(Dataset entries)
((

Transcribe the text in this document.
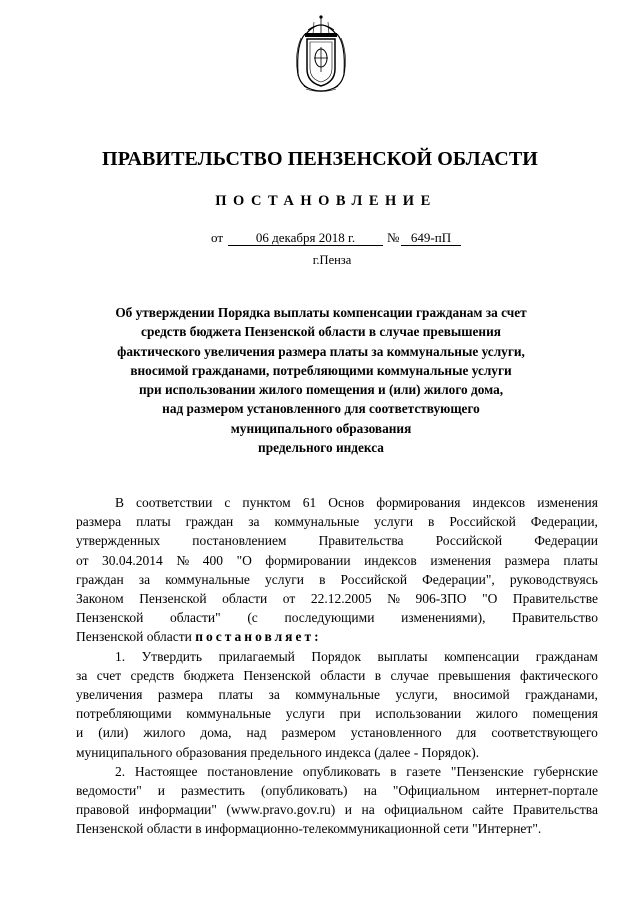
ПРАВИТЕЛЬСТВО ПЕНЗЕНСКОЙ ОБЛАСТИ
ПОСТАНОВЛЕНИЕ
от	06 декабря 2018 г.	№ 649-пП
г.Пенза
Об утверждении Порядка выплаты компенсации гражданам за счет
средств бюджета Пензенской области в случае превышения
фактического увеличения размера платы за коммунальные услуги,
вносимой гражданами, потребляющими коммунальные услуги
при использовании жилого помещения и (или) жилого дома,
над размером установленного для соответствующего
муниципального образования
предельного индекса
В соответствии с пунктом 61 Основ формирования индексов изменения
размера платы граждан за коммунальные услуги в Российской Федерации,
утвержденных постановлением Правительства Российской Федерации
от 30.04.2014 № 400 "О формировании индексов изменения размера платы
граждан за коммунальные услуги в Российской Федерации", руководствуясь
Законом Пензенской области от 22.12.2005 № 906-ЗПО "О Правительстве
Пензенской области" (с последующими изменениями), Правительство
Пензенской области
постановляет:
1. Утвердить прилагаемый Порядок выплаты компенсации гражданам
за счет средств бюджета Пензенской области в случае превышения фактического
увеличения размера платы за коммунальные услуги, вносимой гражданами,
потребляющими коммунальные услуги при использовании жилого помещения
и (или) жилого дома, над размером установленного для соответствующего
муниципального образования предельного индекса (далее - Порядок).
2. Настоящее постановление опубликовать в газете "Пензенские губернские
ведомости" и разместить (опубликовать) на "Официальном интернет-портале
правовой информации" (www.pravo.gov.ru) и на официальном сайте Правительства
Пензенской области в информационно-телекоммуникационной сети "Интернет".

))

Requirements: Reproduce the entries exactly. Do not carry over any picture.

Result for this task:
Transcribe the text in this document.
ПРАВИТЕЛЬСТВО ПЕНЗЕНСКОЙ ОБЛАСТИ
ПОСТАНОВЛЕНИЕ
от	06 декабря 2018 г.	№ 649-пП
г.Пенза
Об утверждении Порядка выплаты компенсации гражданам за счет
средств бюджета Пензенской области в случае превышения
фактического увеличения размера платы за коммунальные услуги,
вносимой гражданами, потребляющими коммунальные услуги
при использовании жилого помещения и (или) жилого дома,
над размером установленного для соответствующего
муниципального образования
предельного индекса
В соответствии с пунктом 61 Основ формирования индексов изменения
размера платы граждан за коммунальные услуги в Российской Федерации,
утвержденных постановлением Правительства Российской Федерации
от 30.04.2014 № 400 "О формировании индексов изменения размера платы
граждан за коммунальные услуги в Российской Федерации", руководствуясь
Законом Пензенской области от 22.12.2005 № 906-ЗПО "О Правительстве
Пензенской области" (с последующими изменениями), Правительство
Пензенской области
постановляет:
1. Утвердить прилагаемый Порядок выплаты компенсации гражданам
за счет средств бюджета Пензенской области в случае превышения фактического
увеличения размера платы за коммунальные услуги, вносимой гражданами,
потребляющими коммунальные услуги при использовании жилого помещения
и (или) жилого дома, над размером установленного для соответствующего
муниципального образования предельного индекса (далее - Порядок).
2. Настоящее постановление опубликовать в газете "Пензенские губернские
ведомости" и разместить (опубликовать) на "Официальном интернет-портале
правовой информации" (www.pravo.gov.ru) и на официальном сайте Правительства
Пензенской области в информационно-телекоммуникационной сети "Интернет".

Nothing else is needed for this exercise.